[EXERCISE DESCRIPTION]
Write out every record below line for line, changing nothing, but leave out the pictures.

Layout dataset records

========

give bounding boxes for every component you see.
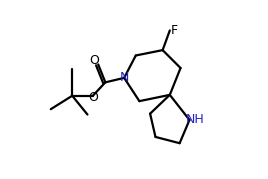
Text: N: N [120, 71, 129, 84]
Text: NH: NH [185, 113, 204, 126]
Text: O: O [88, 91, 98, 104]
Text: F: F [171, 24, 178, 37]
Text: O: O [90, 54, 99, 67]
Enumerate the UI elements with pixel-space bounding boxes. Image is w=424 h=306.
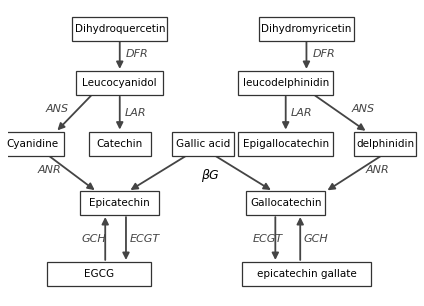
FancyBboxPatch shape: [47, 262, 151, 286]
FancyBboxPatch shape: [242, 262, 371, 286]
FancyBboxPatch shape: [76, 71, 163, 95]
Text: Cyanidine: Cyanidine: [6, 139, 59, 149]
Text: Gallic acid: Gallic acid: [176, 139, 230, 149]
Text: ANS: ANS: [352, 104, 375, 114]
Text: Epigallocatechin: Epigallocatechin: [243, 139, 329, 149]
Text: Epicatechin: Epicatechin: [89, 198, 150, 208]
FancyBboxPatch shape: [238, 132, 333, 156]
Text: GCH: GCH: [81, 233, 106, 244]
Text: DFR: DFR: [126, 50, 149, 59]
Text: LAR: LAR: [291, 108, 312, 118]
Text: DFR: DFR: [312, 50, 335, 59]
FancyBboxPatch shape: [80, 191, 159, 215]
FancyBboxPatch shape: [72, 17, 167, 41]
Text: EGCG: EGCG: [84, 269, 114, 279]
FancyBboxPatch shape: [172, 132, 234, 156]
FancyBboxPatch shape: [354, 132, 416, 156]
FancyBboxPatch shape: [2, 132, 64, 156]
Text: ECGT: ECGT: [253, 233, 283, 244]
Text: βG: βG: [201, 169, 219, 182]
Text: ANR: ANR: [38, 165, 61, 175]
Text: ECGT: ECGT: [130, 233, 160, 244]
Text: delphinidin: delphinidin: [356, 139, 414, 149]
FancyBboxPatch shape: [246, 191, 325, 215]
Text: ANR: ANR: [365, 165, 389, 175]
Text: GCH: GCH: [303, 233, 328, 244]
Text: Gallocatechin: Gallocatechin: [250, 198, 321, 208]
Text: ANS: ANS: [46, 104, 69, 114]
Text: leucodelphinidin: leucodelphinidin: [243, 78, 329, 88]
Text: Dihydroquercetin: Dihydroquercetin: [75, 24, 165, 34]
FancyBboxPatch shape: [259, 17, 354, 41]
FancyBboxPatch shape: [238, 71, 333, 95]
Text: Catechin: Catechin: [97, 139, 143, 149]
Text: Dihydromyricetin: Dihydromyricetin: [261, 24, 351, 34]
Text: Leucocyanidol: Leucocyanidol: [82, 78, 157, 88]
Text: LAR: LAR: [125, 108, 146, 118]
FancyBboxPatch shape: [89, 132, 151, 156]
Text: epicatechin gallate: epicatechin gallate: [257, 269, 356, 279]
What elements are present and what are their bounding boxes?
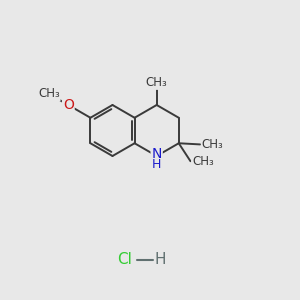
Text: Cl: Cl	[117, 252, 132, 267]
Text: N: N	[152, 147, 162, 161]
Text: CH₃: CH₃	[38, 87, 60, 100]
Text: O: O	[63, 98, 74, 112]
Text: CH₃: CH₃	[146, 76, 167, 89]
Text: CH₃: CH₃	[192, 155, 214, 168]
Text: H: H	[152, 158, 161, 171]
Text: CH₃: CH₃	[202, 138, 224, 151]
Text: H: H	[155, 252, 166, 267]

========

[CORRECT RESULT]
give bounding boxes for every component you see.
Text: N: N [120, 71, 129, 84]
Text: NH: NH [185, 113, 204, 126]
Text: O: O [88, 91, 98, 104]
Text: F: F [171, 24, 178, 37]
Text: O: O [90, 54, 99, 67]
Enumerate the UI elements with pixel-space bounding boxes. Image is w=424 h=306.
FancyBboxPatch shape: [47, 262, 151, 286]
FancyBboxPatch shape: [242, 262, 371, 286]
FancyBboxPatch shape: [76, 71, 163, 95]
Text: Cyanidine: Cyanidine: [6, 139, 59, 149]
Text: Gallic acid: Gallic acid: [176, 139, 230, 149]
Text: ANS: ANS: [352, 104, 375, 114]
Text: Epigallocatechin: Epigallocatechin: [243, 139, 329, 149]
Text: Epicatechin: Epicatechin: [89, 198, 150, 208]
FancyBboxPatch shape: [238, 132, 333, 156]
Text: GCH: GCH: [81, 233, 106, 244]
Text: DFR: DFR: [126, 50, 149, 59]
Text: LAR: LAR: [291, 108, 312, 118]
Text: DFR: DFR: [312, 50, 335, 59]
FancyBboxPatch shape: [80, 191, 159, 215]
FancyBboxPatch shape: [72, 17, 167, 41]
Text: EGCG: EGCG: [84, 269, 114, 279]
FancyBboxPatch shape: [172, 132, 234, 156]
FancyBboxPatch shape: [354, 132, 416, 156]
FancyBboxPatch shape: [2, 132, 64, 156]
Text: ECGT: ECGT: [253, 233, 283, 244]
Text: βG: βG: [201, 169, 219, 182]
Text: ANR: ANR: [38, 165, 61, 175]
Text: ECGT: ECGT: [130, 233, 160, 244]
Text: delphinidin: delphinidin: [356, 139, 414, 149]
FancyBboxPatch shape: [246, 191, 325, 215]
Text: ANR: ANR: [365, 165, 389, 175]
Text: GCH: GCH: [303, 233, 328, 244]
Text: Gallocatechin: Gallocatechin: [250, 198, 321, 208]
Text: ANS: ANS: [46, 104, 69, 114]
Text: leucodelphinidin: leucodelphinidin: [243, 78, 329, 88]
Text: Dihydroquercetin: Dihydroquercetin: [75, 24, 165, 34]
FancyBboxPatch shape: [259, 17, 354, 41]
FancyBboxPatch shape: [238, 71, 333, 95]
Text: Catechin: Catechin: [97, 139, 143, 149]
Text: Dihydromyricetin: Dihydromyricetin: [261, 24, 351, 34]
Text: Leucocyanidol: Leucocyanidol: [82, 78, 157, 88]
Text: LAR: LAR: [125, 108, 146, 118]
FancyBboxPatch shape: [89, 132, 151, 156]
Text: epicatechin gallate: epicatechin gallate: [257, 269, 356, 279]
What elements are present and what are their bounding boxes?
Text: Cl: Cl	[117, 252, 132, 267]
Text: N: N	[152, 147, 162, 161]
Text: CH₃: CH₃	[38, 87, 60, 100]
Text: O: O	[63, 98, 74, 112]
Text: CH₃: CH₃	[146, 76, 167, 89]
Text: CH₃: CH₃	[192, 155, 214, 168]
Text: H: H	[152, 158, 161, 171]
Text: CH₃: CH₃	[202, 138, 224, 151]
Text: H: H	[155, 252, 166, 267]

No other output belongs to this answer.